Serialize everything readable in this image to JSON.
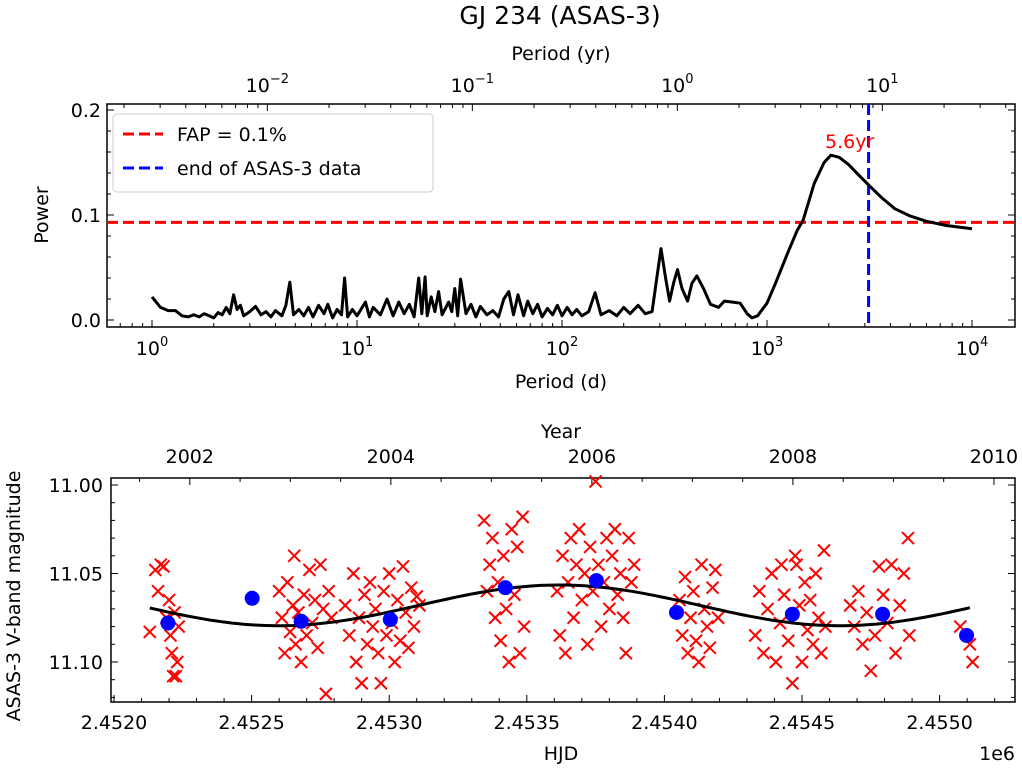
{
  "title": "GJ 234 (ASAS-3)",
  "colors": {
    "fap": "#ff0000",
    "end_line": "#0000ff",
    "curve": "#000000",
    "obs": "#ff0000",
    "binned": "#0000ff",
    "annotation": "#ff0000"
  },
  "chart_data": [
    {
      "type": "line",
      "name": "periodogram",
      "xlabel": "Period (d)",
      "ylabel": "Power",
      "top_xlabel": "Period (yr)",
      "xscale": "log",
      "xlim": [
        0.65,
        15000
      ],
      "ylim": [
        -0.007,
        0.205
      ],
      "xticks": [
        1,
        10,
        100,
        1000,
        10000
      ],
      "xtick_labels": [
        {
          "base": "10",
          "exp": "0"
        },
        {
          "base": "10",
          "exp": "1"
        },
        {
          "base": "10",
          "exp": "2"
        },
        {
          "base": "10",
          "exp": "3"
        },
        {
          "base": "10",
          "exp": "4"
        }
      ],
      "top_xticks_yr": [
        0.01,
        0.1,
        1,
        10
      ],
      "top_xtick_labels": [
        {
          "base": "10",
          "exp": "−2"
        },
        {
          "base": "10",
          "exp": "−1"
        },
        {
          "base": "10",
          "exp": "0"
        },
        {
          "base": "10",
          "exp": "1"
        }
      ],
      "yticks": [
        0.0,
        0.1,
        0.2
      ],
      "ytick_labels": [
        "0.0",
        "0.1",
        "0.2"
      ],
      "fap_level": 0.093,
      "end_of_data_period_d": 3130,
      "annotation": {
        "text": "5.6yr",
        "period_d": 2045,
        "power": 0.176
      },
      "legend": {
        "placement": "top-left",
        "entries": [
          {
            "label": "FAP = 0.1%",
            "color": "#ff0000",
            "style": "dashed"
          },
          {
            "label": "end of ASAS-3 data",
            "color": "#0000ff",
            "style": "dashed"
          }
        ]
      },
      "series": [
        [
          1.0,
          0.022
        ],
        [
          1.1,
          0.012
        ],
        [
          1.2,
          0.009
        ],
        [
          1.3,
          0.009
        ],
        [
          1.4,
          0.004
        ],
        [
          1.5,
          0.003
        ],
        [
          1.6,
          0.005
        ],
        [
          1.7,
          0.003
        ],
        [
          1.8,
          0.006
        ],
        [
          1.9,
          0.004
        ],
        [
          2.0,
          0.002
        ],
        [
          2.1,
          0.007
        ],
        [
          2.2,
          0.005
        ],
        [
          2.3,
          0.012
        ],
        [
          2.4,
          0.006
        ],
        [
          2.5,
          0.024
        ],
        [
          2.6,
          0.01
        ],
        [
          2.7,
          0.014
        ],
        [
          2.8,
          0.004
        ],
        [
          3.0,
          0.008
        ],
        [
          3.2,
          0.013
        ],
        [
          3.4,
          0.005
        ],
        [
          3.6,
          0.008
        ],
        [
          3.8,
          0.003
        ],
        [
          4.0,
          0.009
        ],
        [
          4.3,
          0.004
        ],
        [
          4.5,
          0.014
        ],
        [
          4.7,
          0.036
        ],
        [
          4.9,
          0.005
        ],
        [
          5.2,
          0.01
        ],
        [
          5.5,
          0.004
        ],
        [
          5.8,
          0.012
        ],
        [
          6.1,
          0.003
        ],
        [
          6.5,
          0.014
        ],
        [
          6.9,
          0.006
        ],
        [
          7.2,
          0.015
        ],
        [
          7.6,
          0.002
        ],
        [
          8.0,
          0.01
        ],
        [
          8.4,
          0.005
        ],
        [
          8.7,
          0.04
        ],
        [
          9.0,
          0.003
        ],
        [
          9.5,
          0.01
        ],
        [
          10,
          0.004
        ],
        [
          11,
          0.017
        ],
        [
          11.5,
          0.003
        ],
        [
          12,
          0.012
        ],
        [
          13,
          0.005
        ],
        [
          14,
          0.02
        ],
        [
          15,
          0.004
        ],
        [
          16,
          0.017
        ],
        [
          17,
          0.006
        ],
        [
          18,
          0.015
        ],
        [
          19,
          0.003
        ],
        [
          20,
          0.04
        ],
        [
          20.7,
          0.006
        ],
        [
          21.5,
          0.041
        ],
        [
          22,
          0.004
        ],
        [
          23,
          0.022
        ],
        [
          24,
          0.008
        ],
        [
          25,
          0.027
        ],
        [
          26,
          0.005
        ],
        [
          28,
          0.017
        ],
        [
          29,
          0.008
        ],
        [
          30,
          0.03
        ],
        [
          31,
          0.004
        ],
        [
          32,
          0.039
        ],
        [
          34,
          0.006
        ],
        [
          36,
          0.015
        ],
        [
          38,
          0.003
        ],
        [
          40,
          0.013
        ],
        [
          43,
          0.005
        ],
        [
          46,
          0.009
        ],
        [
          49,
          0.003
        ],
        [
          52,
          0.02
        ],
        [
          55,
          0.027
        ],
        [
          58,
          0.005
        ],
        [
          61,
          0.024
        ],
        [
          65,
          0.004
        ],
        [
          68,
          0.018
        ],
        [
          72,
          0.006
        ],
        [
          76,
          0.015
        ],
        [
          80,
          0.003
        ],
        [
          85,
          0.011
        ],
        [
          90,
          0.005
        ],
        [
          95,
          0.014
        ],
        [
          100,
          0.004
        ],
        [
          106,
          0.012
        ],
        [
          112,
          0.005
        ],
        [
          118,
          0.01
        ],
        [
          125,
          0.004
        ],
        [
          135,
          0.008
        ],
        [
          145,
          0.026
        ],
        [
          155,
          0.005
        ],
        [
          170,
          0.009
        ],
        [
          185,
          0.004
        ],
        [
          200,
          0.012
        ],
        [
          215,
          0.006
        ],
        [
          235,
          0.014
        ],
        [
          255,
          0.006
        ],
        [
          275,
          0.008
        ],
        [
          290,
          0.04
        ],
        [
          304,
          0.068
        ],
        [
          320,
          0.04
        ],
        [
          335,
          0.018
        ],
        [
          350,
          0.035
        ],
        [
          366,
          0.048
        ],
        [
          385,
          0.03
        ],
        [
          410,
          0.018
        ],
        [
          430,
          0.035
        ],
        [
          455,
          0.042
        ],
        [
          490,
          0.03
        ],
        [
          530,
          0.015
        ],
        [
          580,
          0.012
        ],
        [
          620,
          0.018
        ],
        [
          680,
          0.017
        ],
        [
          740,
          0.016
        ],
        [
          800,
          0.006
        ],
        [
          845,
          0.002
        ],
        [
          900,
          0.004
        ],
        [
          1000,
          0.016
        ],
        [
          1100,
          0.035
        ],
        [
          1250,
          0.062
        ],
        [
          1400,
          0.085
        ],
        [
          1500,
          0.095
        ],
        [
          1700,
          0.13
        ],
        [
          1900,
          0.15
        ],
        [
          2050,
          0.157
        ],
        [
          2250,
          0.155
        ],
        [
          2500,
          0.148
        ],
        [
          2800,
          0.138
        ],
        [
          3150,
          0.128
        ],
        [
          3600,
          0.117
        ],
        [
          4200,
          0.106
        ],
        [
          5000,
          0.099
        ],
        [
          6000,
          0.094
        ],
        [
          7500,
          0.09
        ],
        [
          10000,
          0.087
        ]
      ]
    },
    {
      "type": "scatter",
      "name": "light-curve",
      "xlabel": "HJD",
      "x_offset_label": "1e6",
      "ylabel": "ASAS-3 V-band magnitude",
      "top_xlabel": "Year",
      "xlim": [
        2451988,
        2455320
      ],
      "ylim": [
        11.0035,
        10.9965
      ],
      "ylim_display": [
        11.124,
        10.996
      ],
      "y_inverted": true,
      "xticks": [
        2452000,
        2452500,
        2453000,
        2453500,
        2454000,
        2454500,
        2455000
      ],
      "xtick_labels": [
        "2.4520",
        "2.4525",
        "2.4530",
        "2.4535",
        "2.4540",
        "2.4545",
        "2.4550"
      ],
      "top_xticks_year": [
        2002,
        2004,
        2006,
        2008,
        2010
      ],
      "top_xtick_labels": [
        "2002",
        "2004",
        "2006",
        "2008",
        "2010"
      ],
      "yticks": [
        11.0,
        11.05,
        11.1
      ],
      "ytick_labels": [
        "11.00",
        "11.05",
        "11.10"
      ],
      "fit": {
        "type": "sine",
        "mean_mag": 11.068,
        "amplitude": 0.0115,
        "period_d": 2040,
        "epoch_brightest_hjd": 2453618,
        "hjd_range": [
          2452130,
          2455120
        ]
      },
      "binned_points": [
        [
          2452196,
          11.078
        ],
        [
          2452502,
          11.064
        ],
        [
          2452680,
          11.077
        ],
        [
          2453004,
          11.076
        ],
        [
          2453422,
          11.058
        ],
        [
          2453753,
          11.054
        ],
        [
          2454044,
          11.072
        ],
        [
          2454465,
          11.073
        ],
        [
          2454793,
          11.073
        ],
        [
          2455098,
          11.085
        ]
      ],
      "observations_hjd_minus_2450000": [
        [
          2130,
          11.083
        ],
        [
          2150,
          11.048
        ],
        [
          2160,
          11.06
        ],
        [
          2170,
          11.045
        ],
        [
          2180,
          11.046
        ],
        [
          2190,
          11.075
        ],
        [
          2200,
          11.065
        ],
        [
          2205,
          11.085
        ],
        [
          2210,
          11.095
        ],
        [
          2215,
          11.108
        ],
        [
          2220,
          11.072
        ],
        [
          2225,
          11.108
        ],
        [
          2230,
          11.1
        ],
        [
          2235,
          11.08
        ],
        [
          2600,
          11.06
        ],
        [
          2610,
          11.075
        ],
        [
          2620,
          11.095
        ],
        [
          2630,
          11.055
        ],
        [
          2640,
          11.083
        ],
        [
          2650,
          11.068
        ],
        [
          2655,
          11.04
        ],
        [
          2660,
          11.09
        ],
        [
          2670,
          11.072
        ],
        [
          2680,
          11.1
        ],
        [
          2690,
          11.062
        ],
        [
          2700,
          11.085
        ],
        [
          2710,
          11.048
        ],
        [
          2720,
          11.078
        ],
        [
          2730,
          11.065
        ],
        [
          2740,
          11.092
        ],
        [
          2750,
          11.045
        ],
        [
          2760,
          11.07
        ],
        [
          2770,
          11.118
        ],
        [
          2780,
          11.06
        ],
        [
          2790,
          11.075
        ],
        [
          2840,
          11.068
        ],
        [
          2855,
          11.085
        ],
        [
          2870,
          11.05
        ],
        [
          2880,
          11.1
        ],
        [
          2890,
          11.075
        ],
        [
          2900,
          11.112
        ],
        [
          2910,
          11.062
        ],
        [
          2920,
          11.09
        ],
        [
          2930,
          11.055
        ],
        [
          2940,
          11.08
        ],
        [
          2950,
          11.07
        ],
        [
          2960,
          11.095
        ],
        [
          2970,
          11.112
        ],
        [
          2980,
          11.06
        ],
        [
          2990,
          11.085
        ],
        [
          3000,
          11.05
        ],
        [
          3010,
          11.078
        ],
        [
          3020,
          11.1
        ],
        [
          3030,
          11.065
        ],
        [
          3040,
          11.088
        ],
        [
          3050,
          11.046
        ],
        [
          3060,
          11.072
        ],
        [
          3070,
          11.092
        ],
        [
          3080,
          11.058
        ],
        [
          3090,
          11.08
        ],
        [
          3100,
          11.063
        ],
        [
          3110,
          11.068
        ],
        [
          3345,
          11.02
        ],
        [
          3355,
          11.06
        ],
        [
          3365,
          11.045
        ],
        [
          3375,
          11.03
        ],
        [
          3385,
          11.075
        ],
        [
          3395,
          11.055
        ],
        [
          3405,
          11.088
        ],
        [
          3415,
          11.04
        ],
        [
          3425,
          11.07
        ],
        [
          3435,
          11.1
        ],
        [
          3445,
          11.025
        ],
        [
          3455,
          11.062
        ],
        [
          3465,
          11.035
        ],
        [
          3475,
          11.095
        ],
        [
          3485,
          11.018
        ],
        [
          3490,
          11.08
        ],
        [
          3610,
          11.06
        ],
        [
          3620,
          11.085
        ],
        [
          3630,
          11.04
        ],
        [
          3640,
          11.095
        ],
        [
          3650,
          11.055
        ],
        [
          3660,
          11.03
        ],
        [
          3670,
          11.075
        ],
        [
          3680,
          11.045
        ],
        [
          3690,
          11.025
        ],
        [
          3700,
          11.065
        ],
        [
          3710,
          11.05
        ],
        [
          3720,
          11.09
        ],
        [
          3730,
          11.035
        ],
        [
          3740,
          11.06
        ],
        [
          3750,
          10.998
        ],
        [
          3760,
          11.045
        ],
        [
          3770,
          11.08
        ],
        [
          3780,
          11.055
        ],
        [
          3790,
          11.03
        ],
        [
          3800,
          11.07
        ],
        [
          3810,
          11.04
        ],
        [
          3820,
          11.025
        ],
        [
          3830,
          11.062
        ],
        [
          3840,
          11.05
        ],
        [
          3850,
          11.075
        ],
        [
          3860,
          11.095
        ],
        [
          3870,
          11.03
        ],
        [
          3880,
          11.055
        ],
        [
          3890,
          11.045
        ],
        [
          4055,
          11.065
        ],
        [
          4065,
          11.085
        ],
        [
          4075,
          11.052
        ],
        [
          4085,
          11.095
        ],
        [
          4095,
          11.075
        ],
        [
          4105,
          11.06
        ],
        [
          4115,
          11.088
        ],
        [
          4125,
          11.1
        ],
        [
          4135,
          11.045
        ],
        [
          4145,
          11.07
        ],
        [
          4155,
          11.08
        ],
        [
          4165,
          11.092
        ],
        [
          4175,
          11.058
        ],
        [
          4185,
          11.048
        ],
        [
          4195,
          11.075
        ],
        [
          4330,
          11.085
        ],
        [
          4345,
          11.06
        ],
        [
          4360,
          11.095
        ],
        [
          4375,
          11.07
        ],
        [
          4390,
          11.05
        ],
        [
          4405,
          11.1
        ],
        [
          4420,
          11.078
        ],
        [
          4425,
          11.045
        ],
        [
          4435,
          11.062
        ],
        [
          4450,
          11.088
        ],
        [
          4465,
          11.112
        ],
        [
          4475,
          11.04
        ],
        [
          4480,
          11.045
        ],
        [
          4490,
          11.068
        ],
        [
          4500,
          11.1
        ],
        [
          4510,
          11.055
        ],
        [
          4520,
          11.082
        ],
        [
          4530,
          11.065
        ],
        [
          4540,
          11.09
        ],
        [
          4550,
          11.05
        ],
        [
          4560,
          11.075
        ],
        [
          4570,
          11.095
        ],
        [
          4580,
          11.037
        ],
        [
          4585,
          11.08
        ],
        [
          4675,
          11.068
        ],
        [
          4690,
          11.08
        ],
        [
          4705,
          11.06
        ],
        [
          4720,
          11.09
        ],
        [
          4735,
          11.072
        ],
        [
          4750,
          11.105
        ],
        [
          4765,
          11.085
        ],
        [
          4780,
          11.046
        ],
        [
          4795,
          11.062
        ],
        [
          4810,
          11.078
        ],
        [
          4825,
          11.045
        ],
        [
          4840,
          11.095
        ],
        [
          4855,
          11.068
        ],
        [
          4870,
          11.05
        ],
        [
          4885,
          11.03
        ],
        [
          4890,
          11.085
        ],
        [
          5075,
          11.08
        ],
        [
          5110,
          11.09
        ],
        [
          5120,
          11.1
        ]
      ]
    }
  ]
}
- - - - - - -
• Aim of the exercise
Search the entries for the string "ASAS" and collect each line that has it.

• Output for this exercise
  "title": "GJ 234 (ASAS-3)",
            "label": "end of ASAS-3 data",
      "ylabel": "ASAS-3 V-band magnitude",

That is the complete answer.